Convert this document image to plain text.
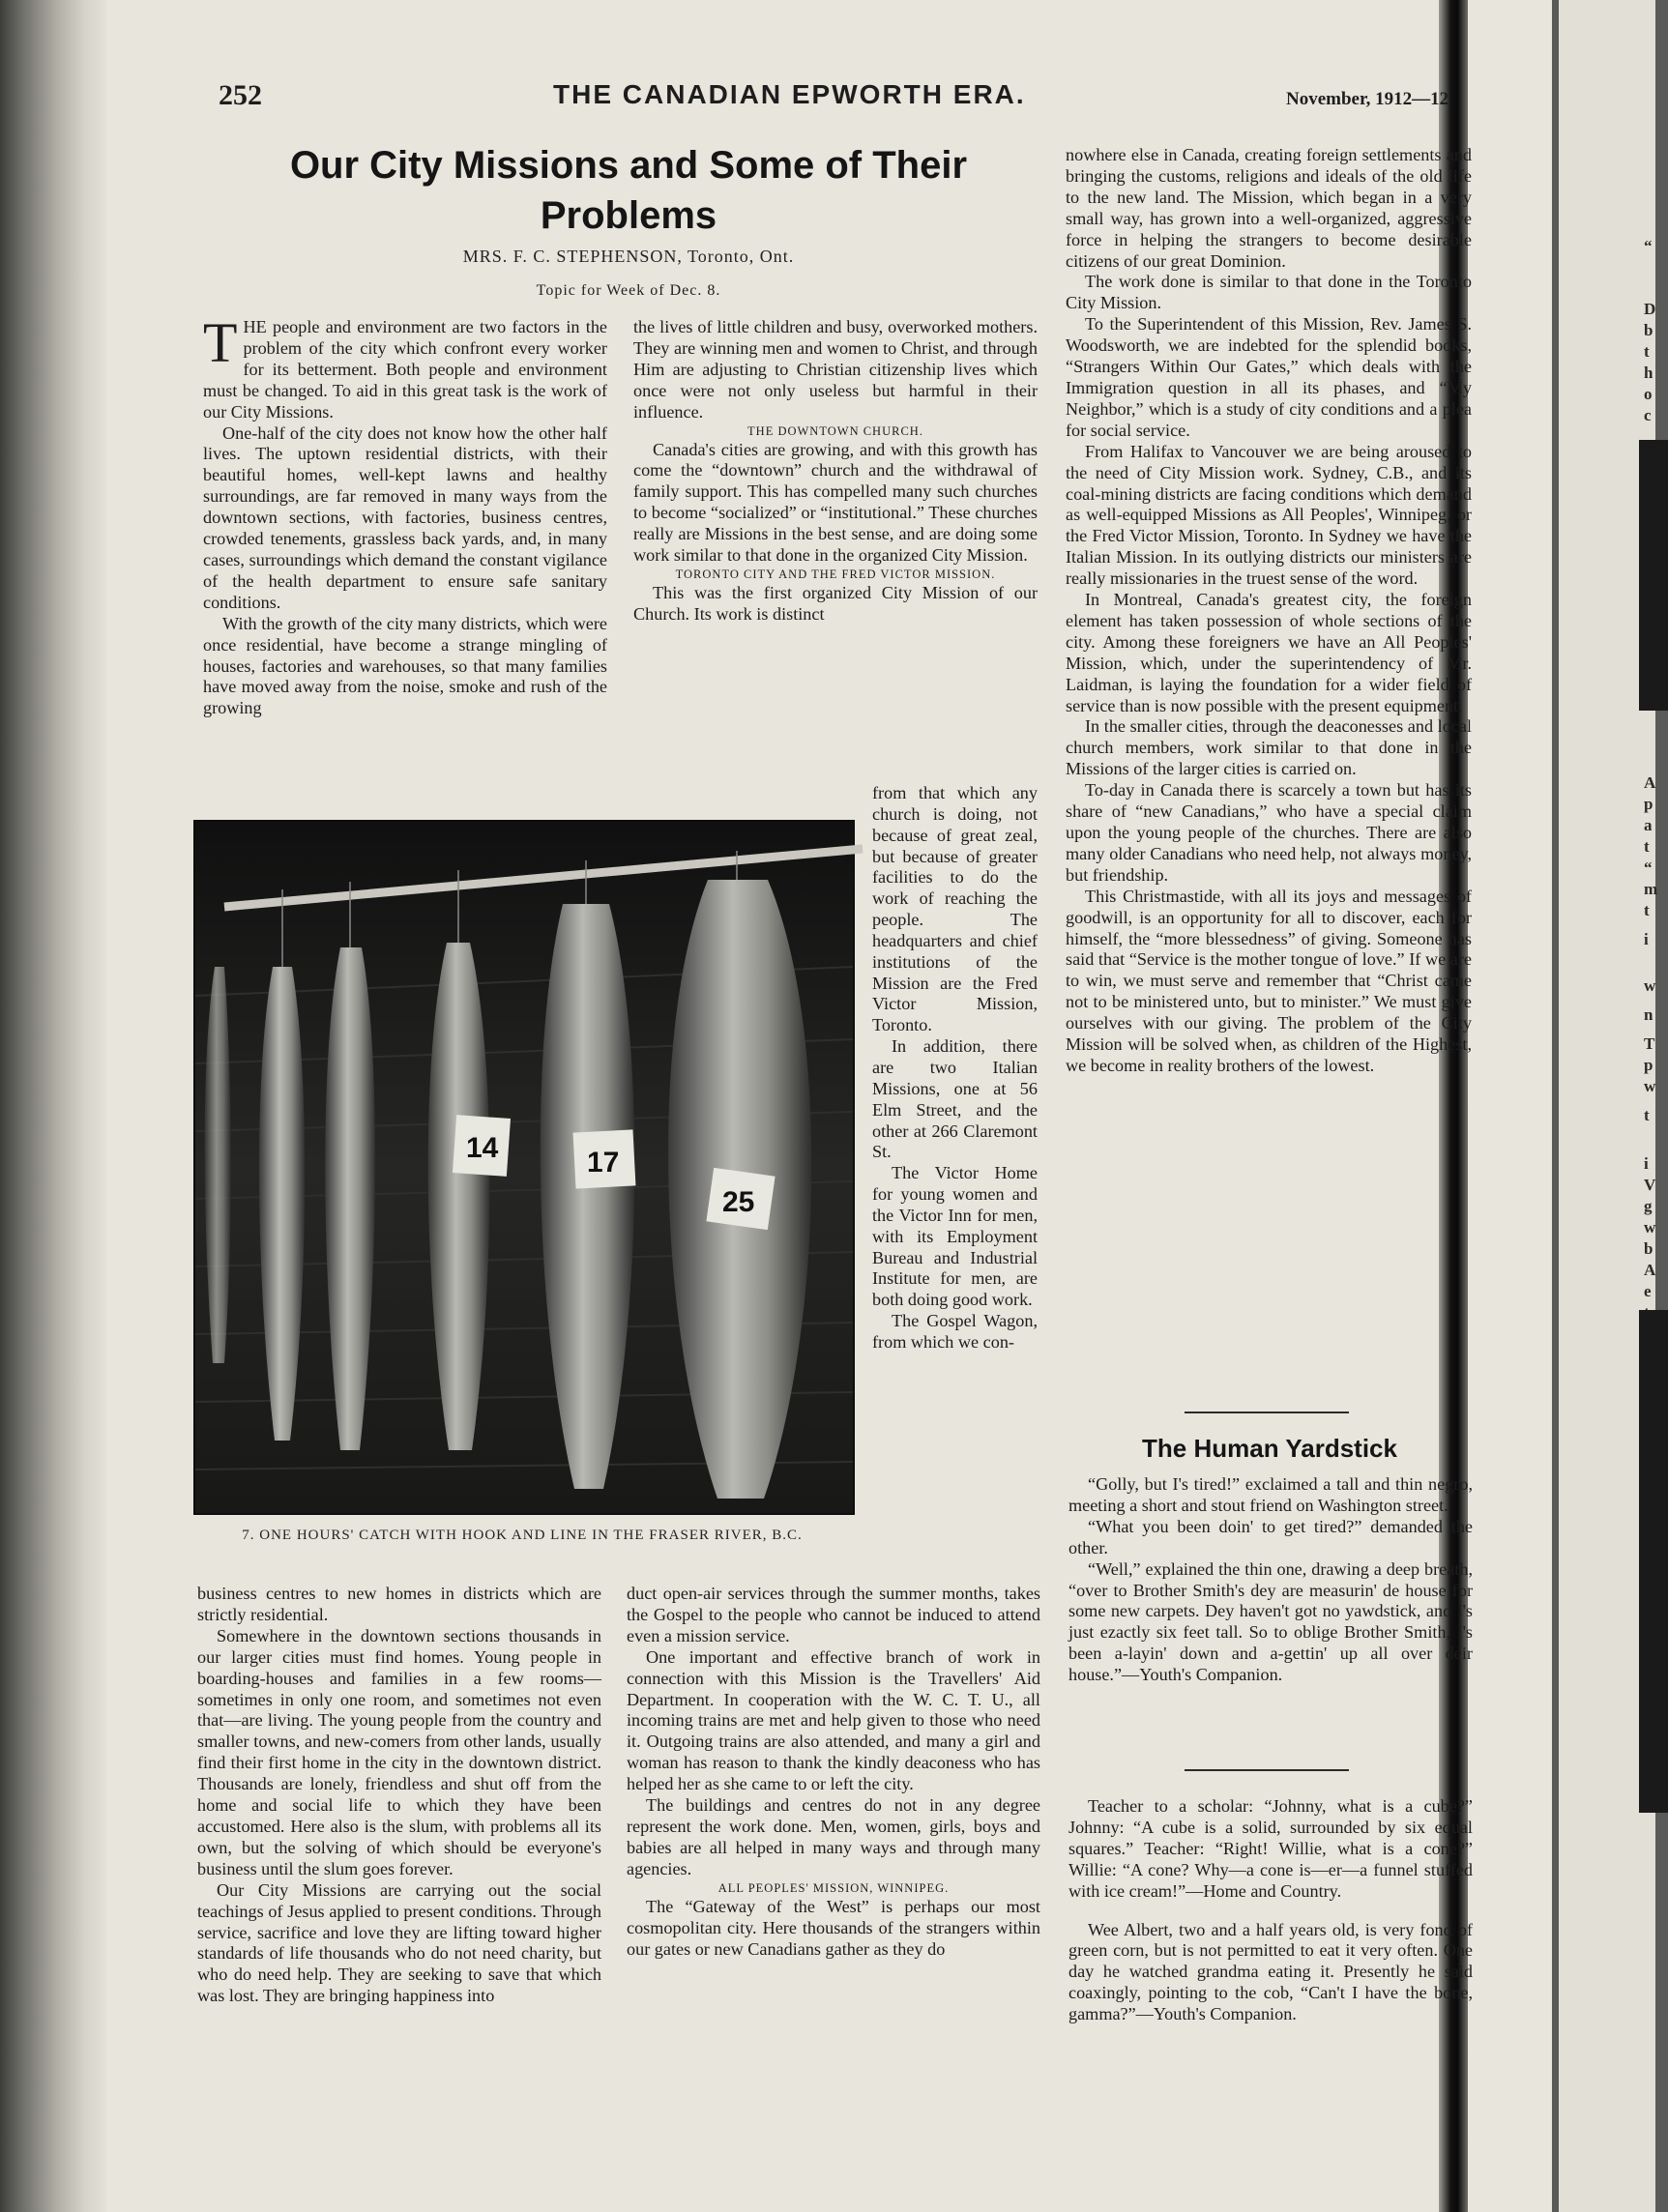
“
D
b
t
h
o
c
A
p
a
t
“
m
t
i
w
n
T
p
w
t
i
V
g
w
b
A
e
252	THE CANADIAN EPWORTH ERA.	November, 1912—12
Our City Missions and Some of Their Problems
MRS. F. C. STEPHENSON, Toronto, Ont.
Topic for Week of Dec. 8.
T HE people and environment are two factors in the problem of the city which confront every worker for its betterment. Both people and environment must be changed. To aid in this great task is the work of our City Missions.

One-half of the city does not know how the other half lives. The uptown residential districts, with their beautiful homes, well-kept lawns and healthy surroundings, are far removed in many ways from the downtown sections, with factories, business centres, crowded tenements, grassless back yards, and, in many cases, surroundings which demand the constant vigilance of the health department to ensure safe sanitary conditions.

With the growth of the city many districts, which were once residential, have become a strange mingling of houses, factories and warehouses, so that many families have moved away from the noise, smoke and rush of the growing

the lives of little children and busy, overworked mothers. They are winning men and women to Christ, and through Him are adjusting to Christian citizenship lives which once were not only useless but harmful in their influence.

THE DOWNTOWN CHURCH.

Canada's cities are growing, and with this growth has come the “downtown” church and the withdrawal of family support. This has compelled many such churches to become “socialized” or “institutional.” These churches really are Missions in the best sense, and are doing some work similar to that done in the organized City Mission.

TORONTO CITY AND THE FRED VICTOR MISSION.

This was the first organized City Mission of our Church. Its work is distinct

from that which any church is doing, not because of great zeal, but because of greater facilities to do the work of reaching the people. The headquarters and chief institutions of the Mission are the Fred Victor Mission, Toronto.

In addition, there are two Italian Missions, one at 56 Elm Street, and the other at 266 Claremont St.

The Victor Home for young women and the Victor Inn for men, with its Employment Bureau and Industrial Institute for men, are both doing good work.

The Gospel Wagon, from which we con-

14	17
25
7. ONE HOURS' CATCH WITH HOOK AND LINE IN THE FRASER RIVER, B.C.

business centres to new homes in districts which are strictly residential.

Somewhere in the downtown sections thousands in our larger cities must find homes. Young people in boarding-houses and families in a few rooms—sometimes in only one room, and sometimes not even that—are living. The young people from the country and smaller towns, and new-comers from other lands, usually find their first home in the city in the downtown district. Thousands are lonely, friendless and shut off from the home and social life to which they have been accustomed. Here also is the slum, with problems all its own, but the solving of which should be everyone's business until the slum goes forever.

Our City Missions are carrying out the social teachings of Jesus applied to present conditions. Through service, sacrifice and love they are lifting toward higher standards of life thousands who do not need charity, but who do need help. They are seeking to save that which was lost. They are bringing happiness into

duct open-air services through the summer months, takes the Gospel to the people who cannot be induced to attend even a mission service.

One important and effective branch of work in connection with this Mission is the Travellers' Aid Department. In cooperation with the W. C. T. U., all incoming trains are met and help given to those who need it. Outgoing trains are also attended, and many a girl and woman has reason to thank the kindly deaconess who has helped her as she came to or left the city.

The buildings and centres do not in any degree represent the work done. Men, women, girls, boys and babies are all helped in many ways and through many agencies.

ALL PEOPLES' MISSION, WINNIPEG.

The “Gateway of the West” is perhaps our most cosmopolitan city. Here thousands of the strangers within our gates or new Canadians gather as they do

nowhere else in Canada, creating foreign settlements and bringing the customs, religions and ideals of the old life to the new land. The Mission, which began in a very small way, has grown into a well-organized, aggressive force in helping the strangers to become desirable citizens of our great Dominion.

The work done is similar to that done in the Toronto City Mission.

To the Superintendent of this Mission, Rev. James S. Woodsworth, we are indebted for the splendid books, “Strangers Within Our Gates,” which deals with the Immigration question in all its phases, and “My Neighbor,” which is a study of city conditions and a plea for social service.

From Halifax to Vancouver we are being aroused to the need of City Mission work. Sydney, C.B., and its coal-mining districts are facing conditions which demand as well-equipped Missions as All Peoples', Winnipeg, or the Fred Victor Mission, Toronto. In Sydney we have the Italian Mission. In its outlying districts our ministers are really missionaries in the truest sense of the word.

In Montreal, Canada's greatest city, the foreign element has taken possession of whole sections of the city. Among these foreigners we have an All Peoples' Mission, which, under the superintendency of Mr. Laidman, is laying the foundation for a wider field of service than is now possible with the present equipment.

In the smaller cities, through the deaconesses and local church members, work similar to that done in the Missions of the larger cities is carried on.

To-day in Canada there is scarcely a town but has its share of “new Canadians,” who have a special claim upon the young people of the churches. There are also many older Canadians who need help, not always money, but friendship.

This Christmastide, with all its joys and messages of goodwill, is an opportunity for all to discover, each for himself, the “more blessedness” of giving. Someone has said that “Service is the mother tongue of love.” If we are to win, we must serve and remember that “Christ came not to be ministered unto, but to minister.” We must give ourselves with our giving. The problem of the City Mission will be solved when, as children of the Highest, we become in reality brothers of the lowest.

The Human Yardstick

“Golly, but I's tired!” exclaimed a tall and thin negro, meeting a short and stout friend on Washington street.

“What you been doin' to get tired?” demanded the other.

“Well,” explained the thin one, drawing a deep breath, “over to Brother Smith's dey are measurin' de house for some new carpets. Dey haven't got no yawdstick, and I's just ezactly six feet tall. So to oblige Brother Smith, I's been a-layin' down and a-gettin' up all over deir house.”—Youth's Companion.

Teacher to a scholar: “Johnny, what is a cube?” Johnny: “A cube is a solid, surrounded by six equal squares.” Teacher: “Right! Willie, what is a cone?” Willie: “A cone? Why—a cone is—er—a funnel stuffed with ice cream!”—Home and Country.

Wee Albert, two and a half years old, is very fond of green corn, but is not permitted to eat it very often. One day he watched grandma eating it. Presently he said coaxingly, pointing to the cob, “Can't I have the bone, gamma?”—Youth's Companion.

--*--

Work required → Count every line in the listing above that holds "Gospel", then report only the count.

Problem solution → 2